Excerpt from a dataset
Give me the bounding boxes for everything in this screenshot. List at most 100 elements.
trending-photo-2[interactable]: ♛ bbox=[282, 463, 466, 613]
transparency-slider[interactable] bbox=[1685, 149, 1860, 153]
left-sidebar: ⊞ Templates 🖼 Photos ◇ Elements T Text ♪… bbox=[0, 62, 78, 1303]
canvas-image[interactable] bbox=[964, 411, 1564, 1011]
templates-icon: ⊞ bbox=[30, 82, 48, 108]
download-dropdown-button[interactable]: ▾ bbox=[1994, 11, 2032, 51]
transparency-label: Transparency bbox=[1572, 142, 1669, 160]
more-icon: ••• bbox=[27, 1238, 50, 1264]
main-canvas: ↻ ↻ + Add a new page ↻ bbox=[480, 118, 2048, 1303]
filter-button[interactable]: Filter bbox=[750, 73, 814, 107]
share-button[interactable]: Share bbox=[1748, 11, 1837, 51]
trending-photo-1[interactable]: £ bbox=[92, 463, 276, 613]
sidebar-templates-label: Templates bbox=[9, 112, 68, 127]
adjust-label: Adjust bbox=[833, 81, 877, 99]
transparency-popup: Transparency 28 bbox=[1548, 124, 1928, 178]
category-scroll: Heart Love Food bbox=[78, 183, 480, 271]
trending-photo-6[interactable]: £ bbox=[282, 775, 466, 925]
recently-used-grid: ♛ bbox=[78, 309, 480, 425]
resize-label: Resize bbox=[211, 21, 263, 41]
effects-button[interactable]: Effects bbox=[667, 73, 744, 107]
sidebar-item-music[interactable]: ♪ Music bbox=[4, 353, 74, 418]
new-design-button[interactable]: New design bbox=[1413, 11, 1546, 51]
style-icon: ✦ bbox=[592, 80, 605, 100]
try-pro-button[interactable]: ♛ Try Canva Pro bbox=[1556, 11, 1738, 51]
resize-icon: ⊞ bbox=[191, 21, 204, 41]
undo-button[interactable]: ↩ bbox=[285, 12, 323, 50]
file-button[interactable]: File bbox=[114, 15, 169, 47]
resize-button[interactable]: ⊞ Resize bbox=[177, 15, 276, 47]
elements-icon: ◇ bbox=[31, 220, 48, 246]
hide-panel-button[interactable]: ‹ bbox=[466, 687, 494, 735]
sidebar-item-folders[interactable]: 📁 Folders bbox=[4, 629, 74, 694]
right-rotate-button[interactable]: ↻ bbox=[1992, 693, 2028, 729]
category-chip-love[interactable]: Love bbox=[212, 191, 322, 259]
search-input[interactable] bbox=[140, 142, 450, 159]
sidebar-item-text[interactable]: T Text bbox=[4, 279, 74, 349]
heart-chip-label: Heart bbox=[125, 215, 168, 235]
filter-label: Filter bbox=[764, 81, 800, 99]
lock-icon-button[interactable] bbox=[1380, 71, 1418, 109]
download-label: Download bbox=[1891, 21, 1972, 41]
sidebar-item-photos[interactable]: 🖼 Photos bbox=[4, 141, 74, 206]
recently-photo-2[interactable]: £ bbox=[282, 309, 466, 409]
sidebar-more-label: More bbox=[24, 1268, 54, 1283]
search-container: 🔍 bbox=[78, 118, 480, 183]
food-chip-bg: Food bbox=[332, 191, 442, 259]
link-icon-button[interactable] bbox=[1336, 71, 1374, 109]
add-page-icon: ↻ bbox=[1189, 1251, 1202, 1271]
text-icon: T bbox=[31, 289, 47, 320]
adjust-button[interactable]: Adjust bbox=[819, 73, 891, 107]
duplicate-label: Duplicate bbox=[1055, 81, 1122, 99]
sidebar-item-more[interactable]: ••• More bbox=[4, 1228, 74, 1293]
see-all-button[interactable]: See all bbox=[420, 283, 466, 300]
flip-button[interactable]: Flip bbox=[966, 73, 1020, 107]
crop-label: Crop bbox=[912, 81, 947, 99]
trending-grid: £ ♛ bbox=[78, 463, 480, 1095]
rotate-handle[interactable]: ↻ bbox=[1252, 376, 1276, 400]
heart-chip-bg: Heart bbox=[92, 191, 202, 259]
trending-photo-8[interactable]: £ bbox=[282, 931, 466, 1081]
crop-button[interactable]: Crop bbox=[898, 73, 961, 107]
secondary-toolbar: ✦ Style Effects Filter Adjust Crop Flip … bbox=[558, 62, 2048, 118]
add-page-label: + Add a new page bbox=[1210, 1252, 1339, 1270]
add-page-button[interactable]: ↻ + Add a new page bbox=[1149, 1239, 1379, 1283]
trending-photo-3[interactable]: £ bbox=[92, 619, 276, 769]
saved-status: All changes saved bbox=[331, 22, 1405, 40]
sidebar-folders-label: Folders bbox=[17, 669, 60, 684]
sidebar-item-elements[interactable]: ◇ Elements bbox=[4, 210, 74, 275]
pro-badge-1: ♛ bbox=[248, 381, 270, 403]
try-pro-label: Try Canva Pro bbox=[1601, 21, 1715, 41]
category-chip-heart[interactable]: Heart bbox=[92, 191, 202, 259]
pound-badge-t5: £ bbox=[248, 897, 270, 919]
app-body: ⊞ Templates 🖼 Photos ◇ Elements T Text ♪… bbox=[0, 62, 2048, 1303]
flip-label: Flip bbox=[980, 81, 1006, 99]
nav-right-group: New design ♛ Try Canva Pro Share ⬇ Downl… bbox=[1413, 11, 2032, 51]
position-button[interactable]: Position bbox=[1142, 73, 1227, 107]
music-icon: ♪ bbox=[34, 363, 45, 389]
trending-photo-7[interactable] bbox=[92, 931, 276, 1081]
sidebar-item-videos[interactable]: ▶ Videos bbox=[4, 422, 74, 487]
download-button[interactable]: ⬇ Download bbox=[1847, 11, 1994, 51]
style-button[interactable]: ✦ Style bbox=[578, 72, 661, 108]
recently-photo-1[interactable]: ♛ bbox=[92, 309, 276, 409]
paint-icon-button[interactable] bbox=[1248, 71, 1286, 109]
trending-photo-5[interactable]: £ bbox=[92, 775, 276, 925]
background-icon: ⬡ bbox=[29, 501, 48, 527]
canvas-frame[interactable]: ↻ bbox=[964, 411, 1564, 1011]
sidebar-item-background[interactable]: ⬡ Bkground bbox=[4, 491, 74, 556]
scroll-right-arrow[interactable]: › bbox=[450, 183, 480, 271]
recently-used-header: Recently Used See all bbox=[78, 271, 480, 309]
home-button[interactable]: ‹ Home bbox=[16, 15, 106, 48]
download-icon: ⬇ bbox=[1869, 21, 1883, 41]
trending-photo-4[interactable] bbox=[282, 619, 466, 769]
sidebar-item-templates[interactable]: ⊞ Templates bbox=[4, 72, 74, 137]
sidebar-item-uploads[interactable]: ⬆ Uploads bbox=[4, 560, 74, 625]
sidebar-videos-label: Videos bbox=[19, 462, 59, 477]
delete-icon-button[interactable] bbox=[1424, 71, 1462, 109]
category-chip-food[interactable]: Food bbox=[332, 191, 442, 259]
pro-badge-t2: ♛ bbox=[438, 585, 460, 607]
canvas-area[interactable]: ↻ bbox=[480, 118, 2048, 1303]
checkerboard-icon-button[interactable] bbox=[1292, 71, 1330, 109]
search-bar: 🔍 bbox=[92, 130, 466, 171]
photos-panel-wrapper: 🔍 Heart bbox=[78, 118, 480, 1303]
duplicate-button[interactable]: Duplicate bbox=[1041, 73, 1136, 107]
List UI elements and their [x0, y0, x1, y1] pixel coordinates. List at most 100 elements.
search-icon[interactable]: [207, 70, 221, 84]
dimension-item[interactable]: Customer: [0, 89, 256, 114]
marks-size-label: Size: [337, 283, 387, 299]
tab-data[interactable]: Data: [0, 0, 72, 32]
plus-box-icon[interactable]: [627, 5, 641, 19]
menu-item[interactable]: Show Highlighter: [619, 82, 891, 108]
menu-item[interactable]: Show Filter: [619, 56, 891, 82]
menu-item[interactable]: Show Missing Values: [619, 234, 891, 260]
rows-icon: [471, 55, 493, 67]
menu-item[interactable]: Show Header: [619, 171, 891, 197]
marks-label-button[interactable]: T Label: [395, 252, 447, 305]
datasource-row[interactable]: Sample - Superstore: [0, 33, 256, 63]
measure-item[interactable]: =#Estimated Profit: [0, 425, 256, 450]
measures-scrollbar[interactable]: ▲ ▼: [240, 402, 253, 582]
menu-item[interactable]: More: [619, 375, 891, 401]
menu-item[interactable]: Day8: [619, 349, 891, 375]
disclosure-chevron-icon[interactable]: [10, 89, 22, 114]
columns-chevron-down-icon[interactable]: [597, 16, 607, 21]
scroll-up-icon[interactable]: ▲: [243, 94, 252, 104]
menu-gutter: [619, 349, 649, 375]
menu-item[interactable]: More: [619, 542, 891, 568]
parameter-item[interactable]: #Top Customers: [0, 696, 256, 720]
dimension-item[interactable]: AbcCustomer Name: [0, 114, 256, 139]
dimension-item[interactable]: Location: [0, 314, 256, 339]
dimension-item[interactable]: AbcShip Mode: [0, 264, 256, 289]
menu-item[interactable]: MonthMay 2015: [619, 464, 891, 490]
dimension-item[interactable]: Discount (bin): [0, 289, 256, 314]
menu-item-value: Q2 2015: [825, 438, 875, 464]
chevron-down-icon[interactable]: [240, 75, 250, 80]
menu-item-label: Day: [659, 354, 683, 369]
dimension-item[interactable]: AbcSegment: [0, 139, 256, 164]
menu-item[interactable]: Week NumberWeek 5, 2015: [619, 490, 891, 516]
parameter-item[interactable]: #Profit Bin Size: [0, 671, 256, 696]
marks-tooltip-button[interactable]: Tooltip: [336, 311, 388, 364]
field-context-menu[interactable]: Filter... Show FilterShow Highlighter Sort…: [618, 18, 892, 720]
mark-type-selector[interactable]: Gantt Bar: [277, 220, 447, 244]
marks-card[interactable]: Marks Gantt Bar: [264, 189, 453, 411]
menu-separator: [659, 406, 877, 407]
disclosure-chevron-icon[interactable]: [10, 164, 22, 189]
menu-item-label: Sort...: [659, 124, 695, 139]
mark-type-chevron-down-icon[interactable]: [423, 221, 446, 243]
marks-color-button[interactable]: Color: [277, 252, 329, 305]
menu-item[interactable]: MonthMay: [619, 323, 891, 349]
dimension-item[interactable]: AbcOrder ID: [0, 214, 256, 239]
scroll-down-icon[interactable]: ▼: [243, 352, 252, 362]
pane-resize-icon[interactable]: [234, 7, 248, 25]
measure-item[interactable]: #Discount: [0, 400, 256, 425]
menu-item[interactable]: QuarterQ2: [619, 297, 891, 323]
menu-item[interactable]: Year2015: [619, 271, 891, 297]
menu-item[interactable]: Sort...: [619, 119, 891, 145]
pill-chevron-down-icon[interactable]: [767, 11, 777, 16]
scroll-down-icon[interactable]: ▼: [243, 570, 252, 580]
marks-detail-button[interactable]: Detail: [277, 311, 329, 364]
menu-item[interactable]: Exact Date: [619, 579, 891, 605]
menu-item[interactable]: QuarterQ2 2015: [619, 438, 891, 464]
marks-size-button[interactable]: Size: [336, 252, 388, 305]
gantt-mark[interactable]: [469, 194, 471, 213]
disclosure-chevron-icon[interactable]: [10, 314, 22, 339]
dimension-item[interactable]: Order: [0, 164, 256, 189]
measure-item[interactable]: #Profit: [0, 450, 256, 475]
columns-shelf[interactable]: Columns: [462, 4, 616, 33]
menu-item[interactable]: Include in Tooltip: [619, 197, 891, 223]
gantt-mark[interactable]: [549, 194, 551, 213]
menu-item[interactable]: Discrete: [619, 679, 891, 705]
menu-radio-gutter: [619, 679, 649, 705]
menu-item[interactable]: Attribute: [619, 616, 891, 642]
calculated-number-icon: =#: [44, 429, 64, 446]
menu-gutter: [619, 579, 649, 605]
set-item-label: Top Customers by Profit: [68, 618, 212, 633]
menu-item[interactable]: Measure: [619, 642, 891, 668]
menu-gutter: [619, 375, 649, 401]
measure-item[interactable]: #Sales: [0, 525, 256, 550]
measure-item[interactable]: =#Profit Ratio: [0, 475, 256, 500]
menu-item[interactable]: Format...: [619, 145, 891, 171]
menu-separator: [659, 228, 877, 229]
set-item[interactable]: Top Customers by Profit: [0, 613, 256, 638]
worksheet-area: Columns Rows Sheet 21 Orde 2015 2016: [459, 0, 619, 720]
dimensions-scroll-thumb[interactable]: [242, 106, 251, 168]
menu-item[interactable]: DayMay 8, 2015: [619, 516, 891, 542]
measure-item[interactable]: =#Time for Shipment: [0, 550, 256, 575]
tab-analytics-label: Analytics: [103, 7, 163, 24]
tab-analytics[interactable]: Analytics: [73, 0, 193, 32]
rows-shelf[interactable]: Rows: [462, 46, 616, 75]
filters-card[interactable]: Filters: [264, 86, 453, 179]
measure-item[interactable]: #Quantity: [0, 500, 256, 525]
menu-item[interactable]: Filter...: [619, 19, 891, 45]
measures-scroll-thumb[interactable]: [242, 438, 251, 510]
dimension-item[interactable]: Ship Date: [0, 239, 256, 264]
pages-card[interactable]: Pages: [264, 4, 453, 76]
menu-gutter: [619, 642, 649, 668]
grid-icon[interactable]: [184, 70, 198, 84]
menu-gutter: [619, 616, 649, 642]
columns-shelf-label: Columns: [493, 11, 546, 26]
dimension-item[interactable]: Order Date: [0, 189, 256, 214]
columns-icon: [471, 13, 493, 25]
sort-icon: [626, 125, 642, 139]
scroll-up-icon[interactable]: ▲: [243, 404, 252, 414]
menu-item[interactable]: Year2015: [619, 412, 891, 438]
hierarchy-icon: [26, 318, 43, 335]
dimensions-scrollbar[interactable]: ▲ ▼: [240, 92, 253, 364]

> **THE PROBLEM**:
How many of the lines above contain the string "design"? Case matters, and your reply should be only the number.

> **CORRECT RESPONSE**:
2